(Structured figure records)
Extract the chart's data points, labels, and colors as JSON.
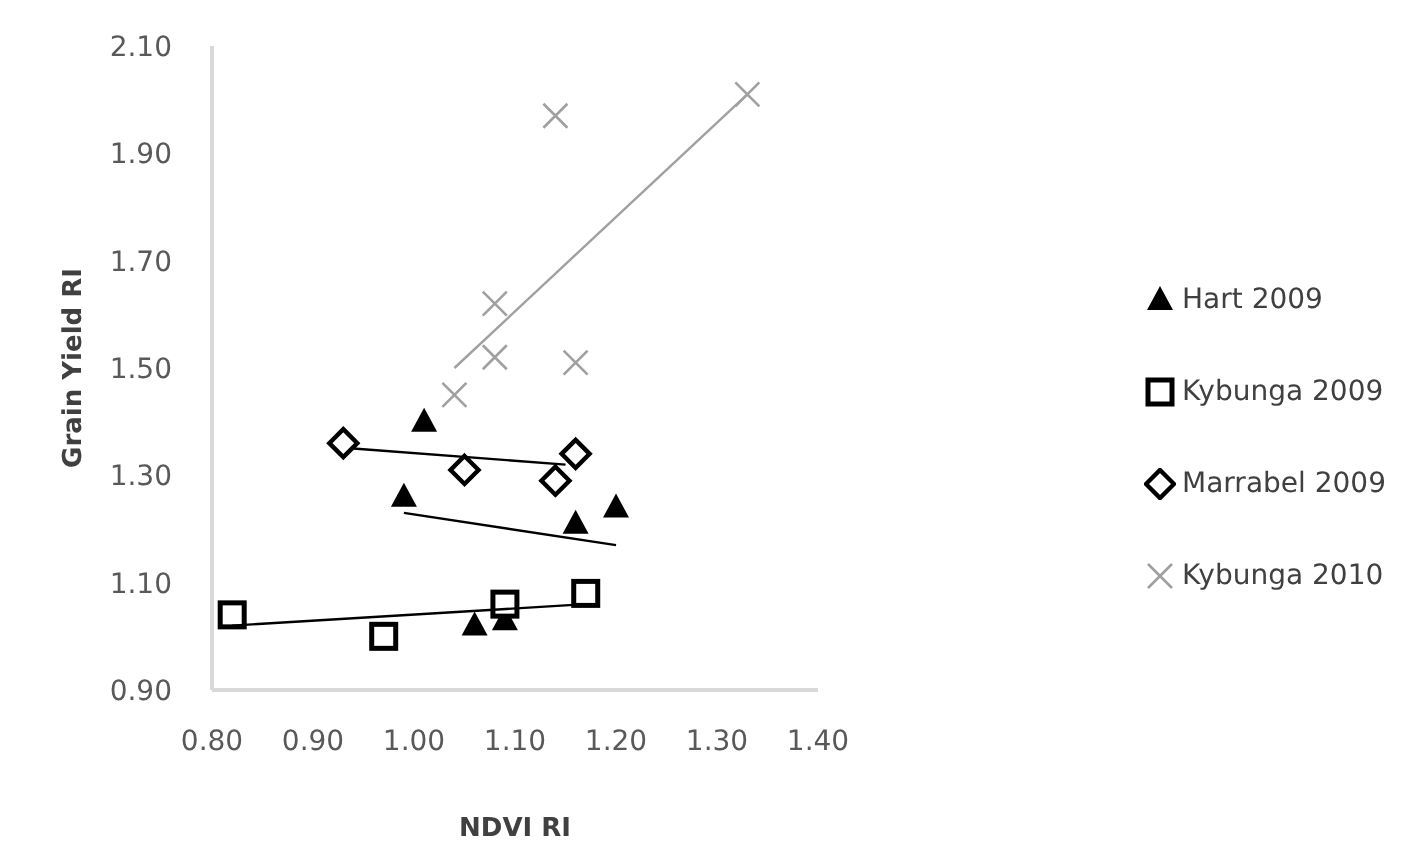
{
  "chart_data": {
    "type": "scatter",
    "xlabel": "NDVI RI",
    "ylabel": "Grain Yield RI",
    "xlim": [
      0.8,
      1.4
    ],
    "xticks": [
      {
        "value": 0.8,
        "label": "0.80"
      },
      {
        "value": 0.9,
        "label": "0.90"
      },
      {
        "value": 1.0,
        "label": "1.00"
      },
      {
        "value": 1.1,
        "label": "1.10"
      },
      {
        "value": 1.2,
        "label": "1.20"
      },
      {
        "value": 1.3,
        "label": "1.30"
      },
      {
        "value": 1.4,
        "label": "1.40"
      }
    ],
    "ylim": [
      0.9,
      2.1
    ],
    "yticks": [
      {
        "value": 0.9,
        "label": "0.90"
      },
      {
        "value": 1.1,
        "label": "1.10"
      },
      {
        "value": 1.3,
        "label": "1.30"
      },
      {
        "value": 1.5,
        "label": "1.50"
      },
      {
        "value": 1.7,
        "label": "1.70"
      },
      {
        "value": 1.9,
        "label": "1.90"
      },
      {
        "value": 2.1,
        "label": "2.10"
      }
    ],
    "grid": false,
    "legend": "right",
    "series": [
      {
        "name": "Hart 2009",
        "color": "#000000",
        "marker": "triangle",
        "x": [
          1.01,
          0.99,
          1.16,
          1.2,
          1.06,
          1.09
        ],
        "values": [
          1.4,
          1.26,
          1.21,
          1.24,
          1.02,
          1.03
        ]
      },
      {
        "name": "Kybunga 2009",
        "color": "#000000",
        "marker": "square",
        "x": [
          0.82,
          0.97,
          1.09,
          1.17
        ],
        "values": [
          1.04,
          1.0,
          1.06,
          1.08
        ]
      },
      {
        "name": "Marrabel 2009",
        "color": "#000000",
        "marker": "diamond",
        "x": [
          0.93,
          1.05,
          1.16,
          1.14
        ],
        "values": [
          1.36,
          1.31,
          1.34,
          1.29
        ]
      },
      {
        "name": "Kybunga 2010",
        "color": "#a0a0a0",
        "marker": "cross",
        "x": [
          1.14,
          1.08,
          1.08,
          1.04,
          1.16,
          1.33
        ],
        "values": [
          1.97,
          1.62,
          1.52,
          1.45,
          1.51,
          2.01
        ]
      },
      {
        "type": "line",
        "color": "#000000",
        "x": [
          0.99,
          1.2
        ],
        "values": [
          1.23,
          1.17
        ]
      },
      {
        "type": "line",
        "color": "#000000",
        "x": [
          0.82,
          1.17
        ],
        "values": [
          1.02,
          1.06
        ]
      },
      {
        "type": "line",
        "color": "#000000",
        "x": [
          0.94,
          1.15
        ],
        "values": [
          1.35,
          1.32
        ]
      },
      {
        "type": "line",
        "color": "#a0a0a0",
        "x": [
          1.04,
          1.33
        ],
        "values": [
          1.5,
          2.01
        ]
      }
    ]
  }
}
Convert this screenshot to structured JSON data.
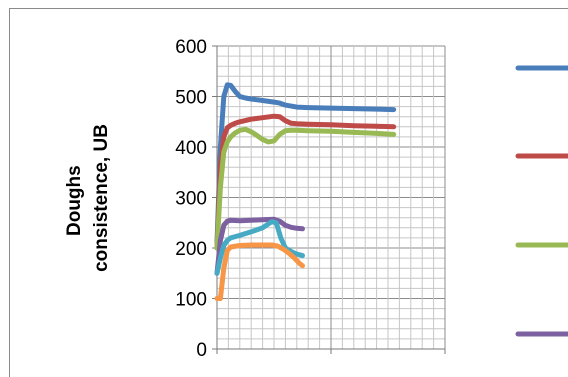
{
  "chart_data": {
    "type": "line",
    "title": "",
    "ylabel": "Doughs consistence, UB",
    "ylabel_lines": [
      "Doughs",
      "consistence, UB"
    ],
    "xlabel": "",
    "ylim": [
      0,
      600
    ],
    "xlim": [
      0,
      20
    ],
    "y_ticks": [
      0,
      100,
      200,
      300,
      400,
      500,
      600
    ],
    "grid": true,
    "legend_position": "right",
    "series": [
      {
        "color": "#4a7ebb",
        "x": [
          0,
          0.3,
          0.6,
          0.9,
          1.2,
          1.6,
          2,
          2.5,
          3,
          4,
          5,
          5.5,
          6,
          6.5,
          7,
          8,
          10,
          12,
          14,
          15.5
        ],
        "y": [
          210,
          400,
          500,
          523,
          522,
          510,
          500,
          497,
          495,
          492,
          489,
          487,
          483,
          481,
          479,
          478,
          477,
          476,
          475,
          474
        ]
      },
      {
        "color": "#be4b48",
        "x": [
          0,
          0.3,
          0.6,
          0.9,
          1.2,
          1.6,
          2,
          3,
          4,
          5,
          5.5,
          6,
          6.5,
          7,
          8,
          10,
          12,
          14,
          15.5
        ],
        "y": [
          200,
          360,
          420,
          438,
          443,
          447,
          450,
          455,
          458,
          461,
          460,
          452,
          447,
          446,
          445,
          444,
          442,
          441,
          440
        ]
      },
      {
        "color": "#98b954",
        "x": [
          0,
          0.3,
          0.6,
          0.9,
          1.2,
          1.6,
          2,
          2.5,
          3,
          3.5,
          4,
          4.5,
          5,
          5.5,
          6,
          6.5,
          7,
          8,
          10,
          12,
          14,
          15.5
        ],
        "y": [
          200,
          320,
          390,
          410,
          420,
          428,
          433,
          435,
          430,
          423,
          415,
          410,
          412,
          425,
          432,
          433,
          433,
          432,
          431,
          429,
          427,
          425
        ]
      },
      {
        "color": "#7d60a0",
        "x": [
          0,
          0.3,
          0.6,
          0.9,
          1.2,
          2,
          3,
          4,
          5,
          5.5,
          6,
          6.5,
          7,
          7.5
        ],
        "y": [
          150,
          215,
          245,
          253,
          255,
          254,
          255,
          256,
          257,
          253,
          245,
          241,
          239,
          238
        ]
      },
      {
        "color": "#46aac5",
        "x": [
          0,
          0.3,
          0.6,
          0.9,
          1.2,
          2,
          3,
          4,
          4.8,
          5.2,
          5.6,
          6,
          6.5,
          7,
          7.5
        ],
        "y": [
          150,
          180,
          205,
          215,
          220,
          225,
          232,
          240,
          252,
          250,
          220,
          200,
          193,
          188,
          185
        ]
      },
      {
        "color": "#f79646",
        "x": [
          0,
          0.3,
          0.6,
          0.9,
          1.2,
          2,
          3,
          4,
          4.8,
          5.3,
          5.8,
          6.3,
          6.8,
          7.2,
          7.5
        ],
        "y": [
          100,
          100,
          160,
          195,
          202,
          205,
          206,
          206,
          206,
          204,
          198,
          190,
          180,
          170,
          165
        ]
      }
    ],
    "legend_colors": [
      "#4a7ebb",
      "#be4b48",
      "#98b954",
      "#7d60a0"
    ]
  }
}
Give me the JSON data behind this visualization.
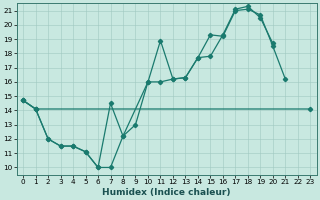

**Task brief**
Reproduce all the entries that precede this task, word for word, minus any pictures.

**Exercise output**
Extract the chart's data points, labels, and colors as JSON.
{
  "chart_data": {
    "type": "scatter",
    "xlabel": "NDVI RI",
    "ylabel": "Grain Yield RI",
    "xlim": [
      0.8,
      1.4
    ],
    "xticks": [
      {
        "value": 0.8,
        "label": "0.80"
      },
      {
        "value": 0.9,
        "label": "0.90"
      },
      {
        "value": 1.0,
        "label": "1.00"
      },
      {
        "value": 1.1,
        "label": "1.10"
      },
      {
        "value": 1.2,
        "label": "1.20"
      },
      {
        "value": 1.3,
        "label": "1.30"
      },
      {
        "value": 1.4,
        "label": "1.40"
      }
    ],
    "ylim": [
      0.9,
      2.1
    ],
    "yticks": [
      {
        "value": 0.9,
        "label": "0.90"
      },
      {
        "value": 1.1,
        "label": "1.10"
      },
      {
        "value": 1.3,
        "label": "1.30"
      },
      {
        "value": 1.5,
        "label": "1.50"
      },
      {
        "value": 1.7,
        "label": "1.70"
      },
      {
        "value": 1.9,
        "label": "1.90"
      },
      {
        "value": 2.1,
        "label": "2.10"
      }
    ],
    "grid": false,
    "legend": "right",
    "series": [
      {
        "name": "Hart 2009",
        "color": "#000000",
        "marker": "triangle",
        "x": [
          1.01,
          0.99,
          1.16,
          1.2,
          1.06,
          1.09
        ],
        "values": [
          1.4,
          1.26,
          1.21,
          1.24,
          1.02,
          1.03
        ]
      },
      {
        "name": "Kybunga 2009",
        "color": "#000000",
        "marker": "square",
        "x": [
          0.82,
          0.97,
          1.09,
          1.17
        ],
        "values": [
          1.04,
          1.0,
          1.06,
          1.08
        ]
      },
      {
        "name": "Marrabel 2009",
        "color": "#000000",
        "marker": "diamond",
        "x": [
          0.93,
          1.05,
          1.16,
          1.14
        ],
        "values": [
          1.36,
          1.31,
          1.34,
          1.29
        ]
      },
      {
        "name": "Kybunga 2010",
        "color": "#a0a0a0",
        "marker": "cross",
        "x": [
          1.14,
          1.08,
          1.08,
          1.04,
          1.16,
          1.33
        ],
        "values": [
          1.97,
          1.62,
          1.52,
          1.45,
          1.51,
          2.01
        ]
      },
      {
        "type": "line",
        "color": "#000000",
        "x": [
          0.99,
          1.2
        ],
        "values": [
          1.23,
          1.17
        ]
      },
      {
        "type": "line",
        "color": "#000000",
        "x": [
          0.82,
          1.17
        ],
        "values": [
          1.02,
          1.06
        ]
      },
      {
        "type": "line",
        "color": "#000000",
        "x": [
          0.94,
          1.15
        ],
        "values": [
          1.35,
          1.32
        ]
      },
      {
        "type": "line",
        "color": "#a0a0a0",
        "x": [
          1.04,
          1.33
        ],
        "values": [
          1.5,
          2.01
        ]
      }
    ]
  }
}
Convert this screenshot to structured JSON data.
{
  "chart_data": {
    "type": "line",
    "title": "",
    "ylabel": "Doughs consistence, UB",
    "ylabel_lines": [
      "Doughs",
      "consistence, UB"
    ],
    "xlabel": "",
    "ylim": [
      0,
      600
    ],
    "xlim": [
      0,
      20
    ],
    "y_ticks": [
      0,
      100,
      200,
      300,
      400,
      500,
      600
    ],
    "grid": true,
    "legend_position": "right",
    "series": [
      {
        "color": "#4a7ebb",
        "x": [
          0,
          0.3,
          0.6,
          0.9,
          1.2,
          1.6,
          2,
          2.5,
          3,
          4,
          5,
          5.5,
          6,
          6.5,
          7,
          8,
          10,
          12,
          14,
          15.5
        ],
        "y": [
          210,
          400,
          500,
          523,
          522,
          510,
          500,
          497,
          495,
          492,
          489,
          487,
          483,
          481,
          479,
          478,
          477,
          476,
          475,
          474
        ]
      },
      {
        "color": "#be4b48",
        "x": [
          0,
          0.3,
          0.6,
          0.9,
          1.2,
          1.6,
          2,
          3,
          4,
          5,
          5.5,
          6,
          6.5,
          7,
          8,
          10,
          12,
          14,
          15.5
        ],
        "y": [
          200,
          360,
          420,
          438,
          443,
          447,
          450,
          455,
          458,
          461,
          460,
          452,
          447,
          446,
          445,
          444,
          442,
          441,
          440
        ]
      },
      {
        "color": "#98b954",
        "x": [
          0,
          0.3,
          0.6,
          0.9,
          1.2,
          1.6,
          2,
          2.5,
          3,
          3.5,
          4,
          4.5,
          5,
          5.5,
          6,
          6.5,
          7,
          8,
          10,
          12,
          14,
          15.5
        ],
        "y": [
          200,
          320,
          390,
          410,
          420,
          428,
          433,
          435,
          430,
          423,
          415,
          410,
          412,
          425,
          432,
          433,
          433,
          432,
          431,
          429,
          427,
          425
        ]
      },
      {
        "color": "#7d60a0",
        "x": [
          0,
          0.3,
          0.6,
          0.9,
          1.2,
          2,
          3,
          4,
          5,
          5.5,
          6,
          6.5,
          7,
          7.5
        ],
        "y": [
          150,
          215,
          245,
          253,
          255,
          254,
          255,
          256,
          257,
          253,
          245,
          241,
          239,
          238
        ]
      },
      {
        "color": "#46aac5",
        "x": [
          0,
          0.3,
          0.6,
          0.9,
          1.2,
          2,
          3,
          4,
          4.8,
          5.2,
          5.6,
          6,
          6.5,
          7,
          7.5
        ],
        "y": [
          150,
          180,
          205,
          215,
          220,
          225,
          232,
          240,
          252,
          250,
          220,
          200,
          193,
          188,
          185
        ]
      },
      {
        "color": "#f79646",
        "x": [
          0,
          0.3,
          0.6,
          0.9,
          1.2,
          2,
          3,
          4,
          4.8,
          5.3,
          5.8,
          6.3,
          6.8,
          7.2,
          7.5
        ],
        "y": [
          100,
          100,
          160,
          195,
          202,
          205,
          206,
          206,
          206,
          204,
          198,
          190,
          180,
          170,
          165
        ]
      }
    ],
    "legend_colors": [
      "#4a7ebb",
      "#be4b48",
      "#98b954",
      "#7d60a0"
    ]
  }
}
Give me the JSON data behind this visualization.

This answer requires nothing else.